_Dataset_.
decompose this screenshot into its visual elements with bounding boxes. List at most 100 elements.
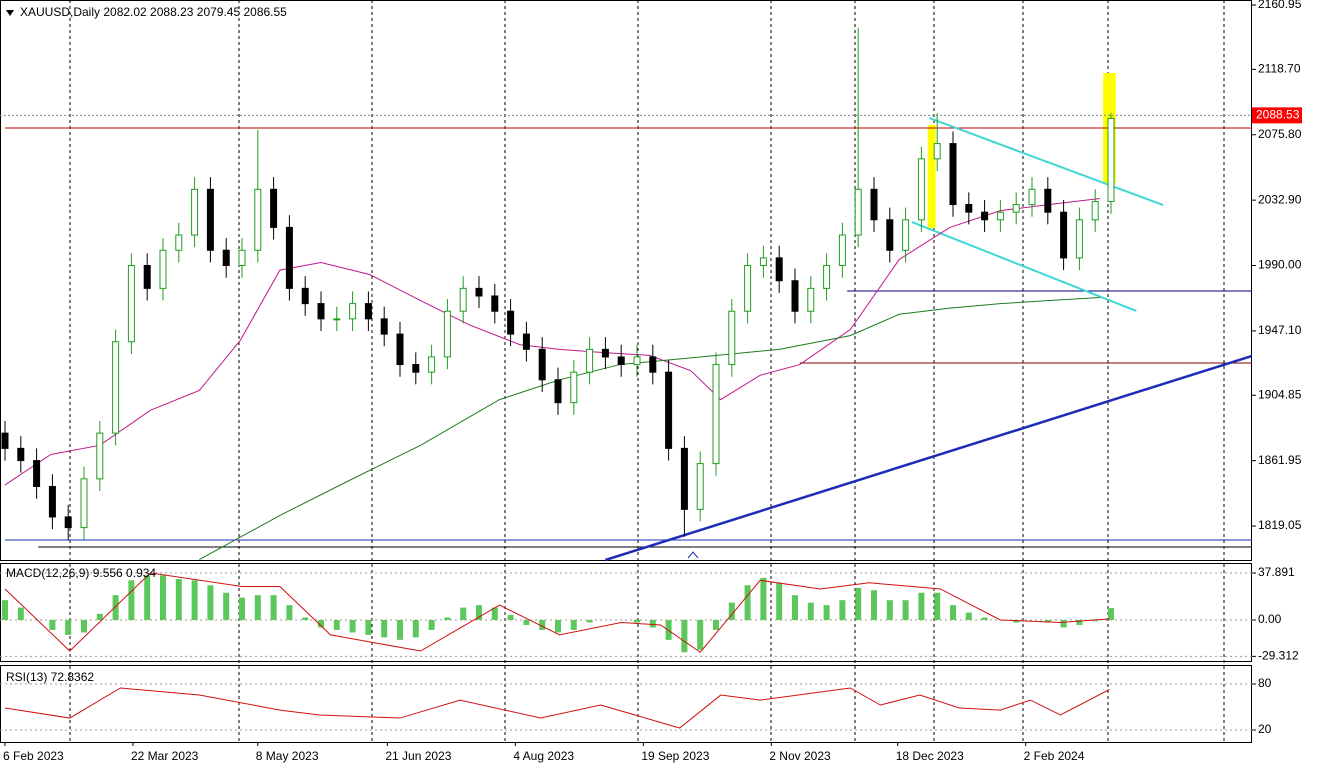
candle-body (206, 188, 214, 251)
candle-body (554, 379, 562, 404)
macd-bar (207, 585, 214, 620)
candle-body (285, 226, 293, 289)
macd-bar (823, 605, 830, 620)
macd-bar (934, 592, 941, 620)
candle-body (33, 460, 41, 487)
candle-body (854, 188, 862, 236)
macd-bar (239, 597, 245, 620)
macd-bar (839, 600, 846, 620)
macd-bar (1092, 619, 1099, 622)
candle-body (1075, 219, 1083, 259)
macd-bar (412, 619, 419, 638)
candle-body (127, 265, 135, 343)
y-tick-label: 0.00 (1258, 612, 1282, 626)
macd-bar (807, 602, 814, 620)
macd-bar (1076, 619, 1083, 625)
macd-bar (365, 619, 372, 635)
candle-body (586, 348, 594, 373)
macd-bar (586, 619, 593, 623)
x-tick-label: 2 Nov 2023 (769, 749, 831, 763)
macd-bar (792, 595, 798, 620)
candle-body (712, 364, 720, 465)
candle-body (443, 310, 451, 358)
y-tick-label: 2118.70 (1258, 62, 1301, 76)
indicator-line (4, 197, 1100, 486)
macd-bar (539, 619, 546, 630)
candle-body (807, 287, 815, 312)
macd-bar (570, 619, 577, 630)
candle-body (680, 447, 688, 510)
x-tick-label: 8 May 2023 (256, 749, 319, 763)
macd-bar (1060, 619, 1067, 628)
candle-body (1107, 117, 1115, 203)
candle-body (222, 249, 230, 267)
macd-bar (270, 595, 277, 620)
macd-bar (507, 615, 514, 620)
candle-body (823, 265, 831, 289)
x-tick-label: 2 Feb 2024 (1024, 749, 1085, 763)
x-tick-label: 18 Dec 2023 (896, 749, 964, 763)
macd-bar (681, 619, 688, 653)
indicator-line (4, 687, 1110, 729)
macd-bar (191, 580, 198, 620)
macd-bar (1044, 619, 1051, 623)
y-tick-label: 80 (1258, 676, 1272, 690)
macd-bar (871, 590, 877, 620)
candle-body (380, 318, 388, 335)
trend-line (605, 354, 1252, 562)
candle-body (601, 348, 609, 358)
candle-body (317, 303, 325, 320)
y-tick-label: 1990.00 (1258, 258, 1302, 272)
y-tick-label: 1861.95 (1258, 453, 1302, 467)
macd-bar (491, 607, 498, 620)
macd-bar (460, 607, 467, 620)
y-tick-label: -29.312 (1258, 649, 1299, 663)
macd-bar (96, 613, 103, 620)
rsi-panel (0, 665, 1252, 743)
macd-bar (81, 619, 87, 633)
macd-bar (128, 580, 135, 620)
macd-bar (476, 605, 482, 620)
y-tick-label: 2160.95 (1258, 0, 1302, 11)
macd-bar (649, 619, 656, 628)
macd-bar (981, 617, 988, 620)
candle-body (838, 234, 846, 267)
macd-bar (223, 592, 230, 620)
candle-body (64, 516, 72, 529)
candle-body (301, 287, 309, 305)
candle-body (886, 219, 894, 251)
candle-body (349, 303, 357, 320)
candle-body (649, 356, 657, 373)
candle-body (80, 478, 88, 529)
x-tick-label: 19 Sep 2023 (641, 749, 709, 763)
candle-body (1091, 201, 1099, 221)
candle-body (159, 249, 167, 289)
candle-body (48, 485, 56, 518)
candle-body (981, 211, 989, 221)
candle-body (191, 188, 199, 236)
macd-bar (965, 612, 972, 620)
macd-bar (1108, 608, 1114, 620)
candle-body (1044, 188, 1052, 213)
candle-body (112, 341, 120, 434)
macd-bar (760, 577, 767, 620)
macd-bar (950, 605, 956, 620)
macd-bar (49, 619, 56, 630)
macd-bar (713, 619, 719, 630)
macd-bar (886, 600, 893, 620)
candle-body (364, 303, 372, 320)
macd-bar (333, 619, 340, 630)
candle-body (333, 318, 341, 321)
macd-bar (318, 619, 324, 628)
candle-body (791, 280, 799, 312)
candle-body (917, 158, 925, 221)
candle-body (633, 356, 641, 366)
candle-body (902, 219, 910, 251)
indicator-line (4, 572, 1110, 653)
candle-body (522, 333, 530, 350)
x-tick-label: 22 Mar 2023 (131, 749, 199, 763)
collapse-icon (6, 10, 14, 16)
macd-bar (728, 602, 735, 620)
macd-bar (855, 587, 862, 620)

_Problem details_.
Please convert the lines from the one containing "candle-body (206, 188, 214, 251)" through the one containing "candle-body (838, 234, 846, 267)" into a Markdown table with the columns Row and Line, leaving out any blank lines.

_Expected answer_.
| Row | Line |
|---|---|
| 1 | candle-body (206, 188, 214, 251) |
| 2 | candle-body (554, 379, 562, 404) |
| 3 | macd-bar (207, 585, 214, 620) |
| 4 | candle-body (285, 226, 293, 289) |
| 5 | macd-bar (823, 605, 830, 620) |
| 6 | macd-bar (934, 592, 941, 620) |
| 7 | candle-body (33, 460, 41, 487) |
| 8 | candle-body (854, 188, 862, 236) |
| 9 | macd-bar (239, 597, 245, 620) |
| 10 | macd-bar (839, 600, 846, 620) |
| 11 | macd-bar (1092, 619, 1099, 622) |
| 12 | candle-body (1075, 219, 1083, 259) |
| 13 | macd-bar (412, 619, 419, 638) |
| 14 | candle-body (127, 265, 135, 343) |
| 15 | y-tick-label: 0.00 (1258, 612, 1282, 626) |
| 16 | macd-bar (807, 602, 814, 620) |
| 17 | macd-bar (1076, 619, 1083, 625) |
| 18 | macd-bar (365, 619, 372, 635) |
| 19 | candle-body (586, 348, 594, 373) |
| 20 | macd-bar (586, 619, 593, 623) |
| 21 | x-tick-label: 2 Nov 2023 (769, 749, 831, 763) |
| 22 | macd-bar (792, 595, 798, 620) |
| 23 | candle-body (712, 364, 720, 465) |
| 24 | candle-body (443, 310, 451, 358) |
| 25 | y-tick-label: 2118.70 (1258, 62, 1301, 76) |
| 26 | indicator-line (4, 197, 1100, 486) |
| 27 | macd-bar (539, 619, 546, 630) |
| 28 | candle-body (807, 287, 815, 312) |
| 29 | macd-bar (570, 619, 577, 630) |
| 30 | candle-body (680, 447, 688, 510) |
| 31 | x-tick-label: 8 May 2023 (256, 749, 319, 763) |
| 32 | macd-bar (1060, 619, 1067, 628) |
| 33 | candle-body (1107, 117, 1115, 203) |
| 34 | candle-body (222, 249, 230, 267) |
| 35 | macd-bar (270, 595, 277, 620) |
| 36 | macd-bar (507, 615, 514, 620) |
| 37 | candle-body (823, 265, 831, 289) |
| 38 | x-tick-label: 2 Feb 2024 (1024, 749, 1085, 763) |
| 39 | x-tick-label: 18 Dec 2023 (896, 749, 964, 763) |
| 40 | macd-bar (681, 619, 688, 653) |
| 41 | indicator-line (4, 687, 1110, 729) |
| 42 | macd-bar (191, 580, 198, 620) |
| 43 | macd-bar (1044, 619, 1051, 623) |
| 44 | y-tick-label: 80 (1258, 676, 1272, 690) |
| 45 | macd-bar (871, 590, 877, 620) |
| 46 | candle-body (380, 318, 388, 335) |
| 47 | trend-line (605, 354, 1252, 562) |
| 48 | candle-body (601, 348, 609, 358) |
| 49 | candle-body (317, 303, 325, 320) |
| 50 | y-tick-label: 1990.00 (1258, 258, 1302, 272) |
| 51 | y-tick-label: 1861.95 (1258, 453, 1302, 467) |
| 52 | macd-bar (491, 607, 498, 620) |
| 53 | macd-bar (460, 607, 467, 620) |
| 54 | y-tick-label: -29.312 (1258, 649, 1299, 663) |
| 55 | macd-bar (96, 613, 103, 620) |
| 56 | rsi-panel (0, 665, 1252, 743) |
| 57 | macd-bar (81, 619, 87, 633) |
| 58 | macd-bar (128, 580, 135, 620) |
| 59 | macd-bar (476, 605, 482, 620) |
| 60 | y-tick-label: 2160.95 (1258, 0, 1302, 11) |
| 61 | macd-bar (649, 619, 656, 628) |
| 62 | macd-bar (981, 617, 988, 620) |
| 63 | candle-body (838, 234, 846, 267) |